__Exercise requirements__
In the records below, find the line with "Extract all readable text from this page." and repeat it and every line after it, exactly, without any pictures.
-- Begin Extracted information --
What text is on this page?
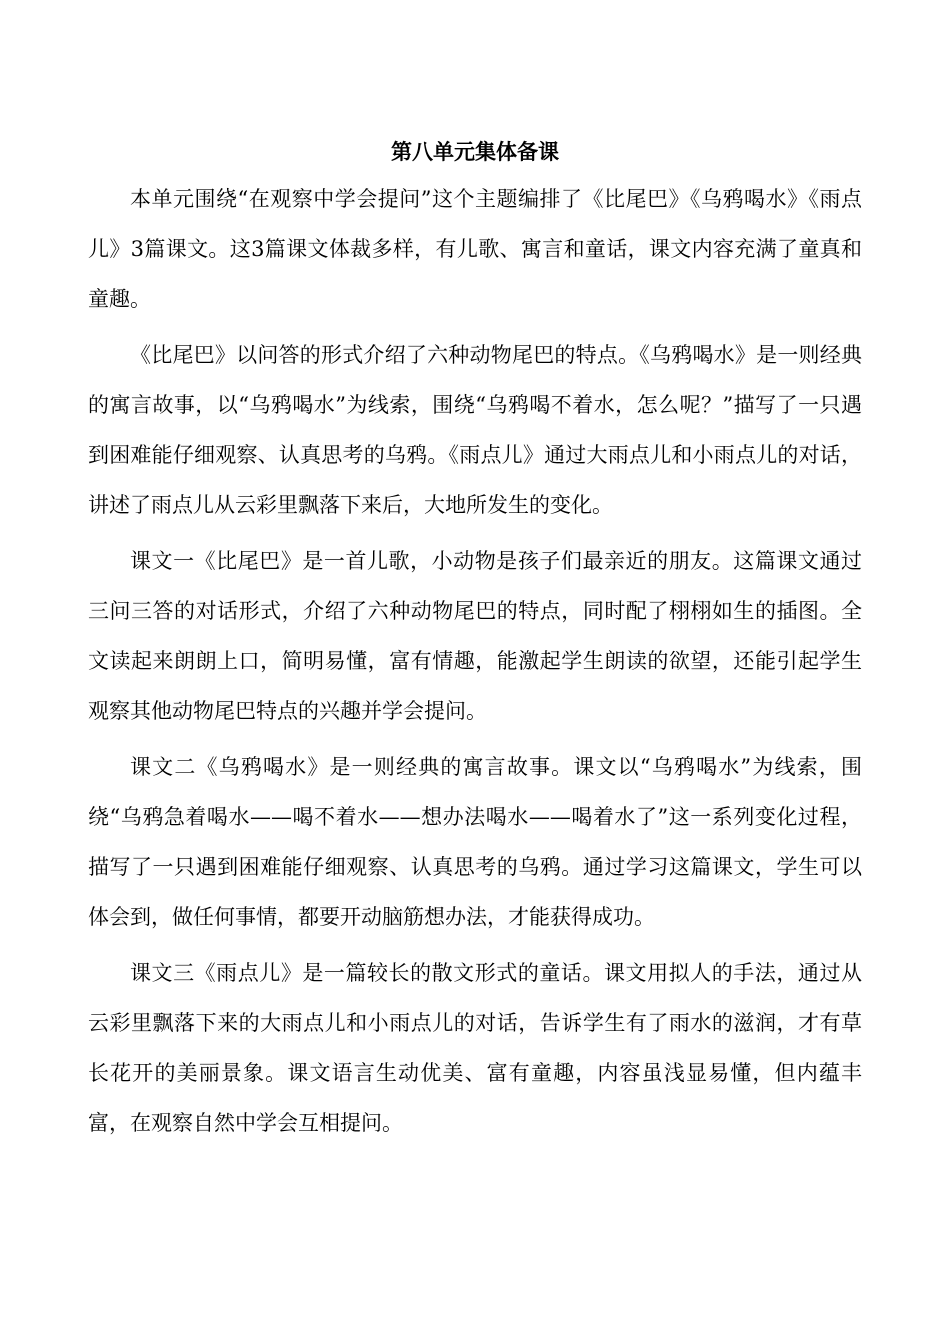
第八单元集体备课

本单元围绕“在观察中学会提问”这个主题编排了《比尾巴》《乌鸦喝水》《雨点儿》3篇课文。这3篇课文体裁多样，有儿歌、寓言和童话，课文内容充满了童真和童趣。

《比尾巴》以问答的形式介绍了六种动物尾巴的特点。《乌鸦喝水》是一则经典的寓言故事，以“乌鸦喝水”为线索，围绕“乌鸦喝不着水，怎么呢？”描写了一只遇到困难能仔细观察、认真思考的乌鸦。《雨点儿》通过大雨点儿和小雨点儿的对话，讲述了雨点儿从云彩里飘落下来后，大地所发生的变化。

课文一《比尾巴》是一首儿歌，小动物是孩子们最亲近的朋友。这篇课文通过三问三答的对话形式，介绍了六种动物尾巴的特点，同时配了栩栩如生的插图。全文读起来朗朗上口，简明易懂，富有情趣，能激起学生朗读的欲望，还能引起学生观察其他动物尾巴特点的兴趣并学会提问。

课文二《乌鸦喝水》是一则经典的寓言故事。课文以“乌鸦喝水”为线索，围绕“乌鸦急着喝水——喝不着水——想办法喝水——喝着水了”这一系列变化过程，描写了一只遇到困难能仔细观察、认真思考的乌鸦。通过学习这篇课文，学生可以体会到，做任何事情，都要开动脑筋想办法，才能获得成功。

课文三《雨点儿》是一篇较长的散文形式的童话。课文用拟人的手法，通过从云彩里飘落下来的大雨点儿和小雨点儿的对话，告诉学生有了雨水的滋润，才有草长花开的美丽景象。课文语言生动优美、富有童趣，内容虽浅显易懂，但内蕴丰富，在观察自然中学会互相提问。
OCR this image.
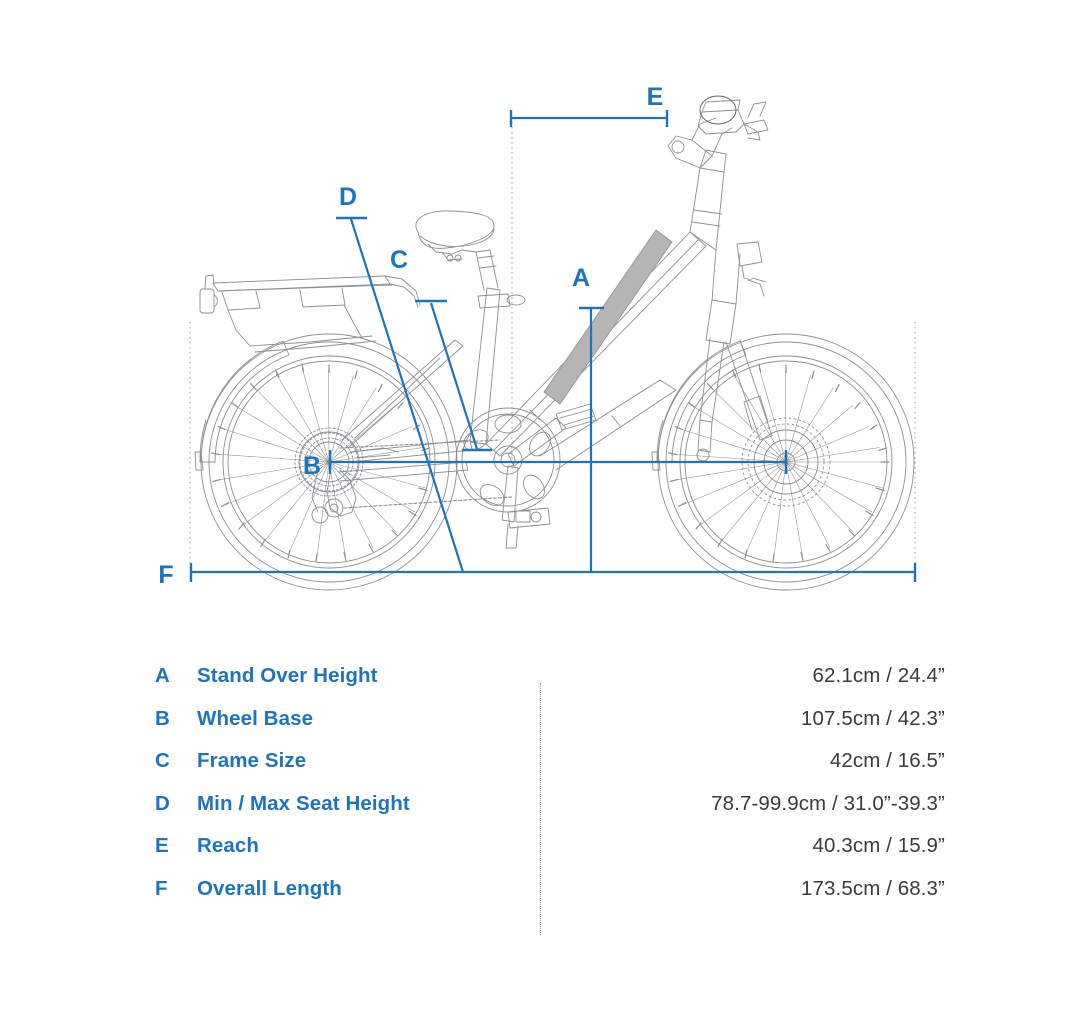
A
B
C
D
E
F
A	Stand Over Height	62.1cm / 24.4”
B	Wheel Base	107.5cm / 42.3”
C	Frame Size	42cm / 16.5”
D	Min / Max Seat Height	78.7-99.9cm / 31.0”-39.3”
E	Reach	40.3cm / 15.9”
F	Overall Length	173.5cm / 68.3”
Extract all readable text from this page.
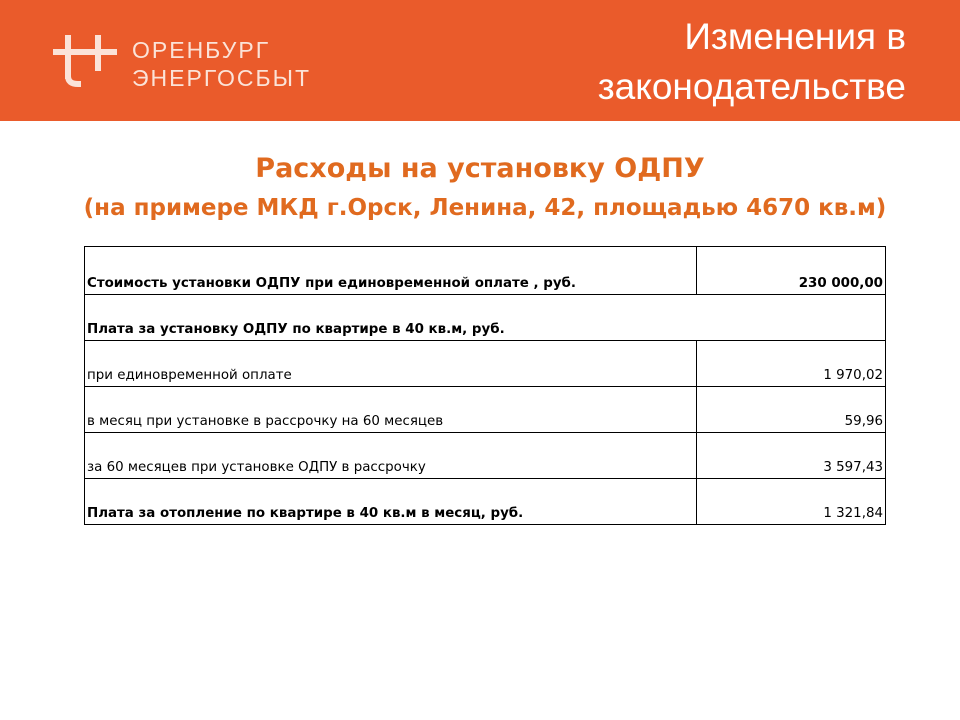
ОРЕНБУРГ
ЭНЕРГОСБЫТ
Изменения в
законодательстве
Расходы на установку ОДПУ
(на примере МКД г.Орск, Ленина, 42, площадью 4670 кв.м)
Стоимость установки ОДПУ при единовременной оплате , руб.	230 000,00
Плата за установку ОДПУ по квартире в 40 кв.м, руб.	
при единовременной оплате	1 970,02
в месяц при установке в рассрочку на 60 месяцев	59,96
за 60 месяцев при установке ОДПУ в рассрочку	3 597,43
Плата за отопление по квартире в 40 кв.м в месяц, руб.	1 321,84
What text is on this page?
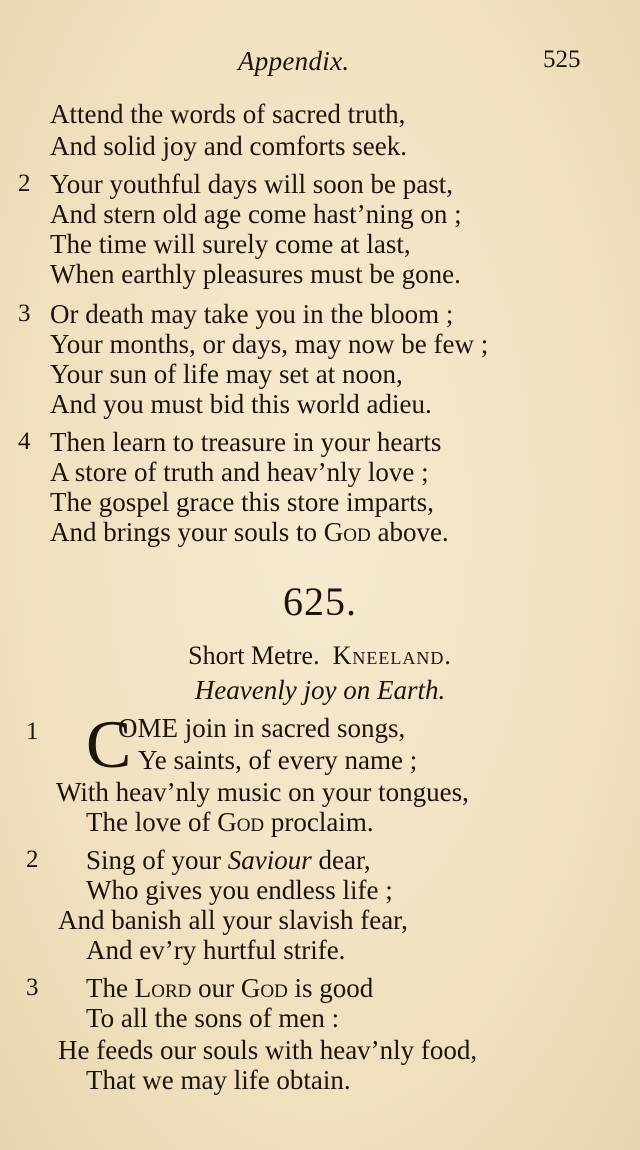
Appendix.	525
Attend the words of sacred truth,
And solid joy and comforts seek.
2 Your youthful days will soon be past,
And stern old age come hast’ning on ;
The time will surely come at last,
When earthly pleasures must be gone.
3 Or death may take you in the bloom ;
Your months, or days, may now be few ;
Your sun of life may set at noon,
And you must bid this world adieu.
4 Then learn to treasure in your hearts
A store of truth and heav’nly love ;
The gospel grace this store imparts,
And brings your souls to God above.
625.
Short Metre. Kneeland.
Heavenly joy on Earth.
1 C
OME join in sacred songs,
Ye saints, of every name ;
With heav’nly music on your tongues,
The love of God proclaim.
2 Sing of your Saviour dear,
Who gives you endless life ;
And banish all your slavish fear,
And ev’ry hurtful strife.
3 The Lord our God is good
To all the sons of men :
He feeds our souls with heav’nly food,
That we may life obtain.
-- End Extracted information --
__The response__
Extract all readable text from this page.
ОРЕНБУРГ
ЭНЕРГОСБЫТ
Изменения в
законодательстве
Расходы на установку ОДПУ
(на примере МКД г.Орск, Ленина, 42, площадью 4670 кв.м)
Стоимость установки ОДПУ при единовременной оплате , руб.	230 000,00
Плата за установку ОДПУ по квартире в 40 кв.м, руб.	
при единовременной оплате	1 970,02
в месяц при установке в рассрочку на 60 месяцев	59,96
за 60 месяцев при установке ОДПУ в рассрочку	3 597,43
Плата за отопление по квартире в 40 кв.м в месяц, руб.	1 321,84
What text is on this page?
Appendix.	525
Attend the words of sacred truth,
And solid joy and comforts seek.
2 Your youthful days will soon be past,
And stern old age come hast’ning on ;
The time will surely come at last,
When earthly pleasures must be gone.
3 Or death may take you in the bloom ;
Your months, or days, may now be few ;
Your sun of life may set at noon,
And you must bid this world adieu.
4 Then learn to treasure in your hearts
A store of truth and heav’nly love ;
The gospel grace this store imparts,
And brings your souls to God above.
625.
Short Metre. Kneeland.
Heavenly joy on Earth.
1 C
OME join in sacred songs,
Ye saints, of every name ;
With heav’nly music on your tongues,
The love of God proclaim.
2 Sing of your Saviour dear,
Who gives you endless life ;
And banish all your slavish fear,
And ev’ry hurtful strife.
3 The Lord our God is good
To all the sons of men :
He feeds our souls with heav’nly food,
That we may life obtain.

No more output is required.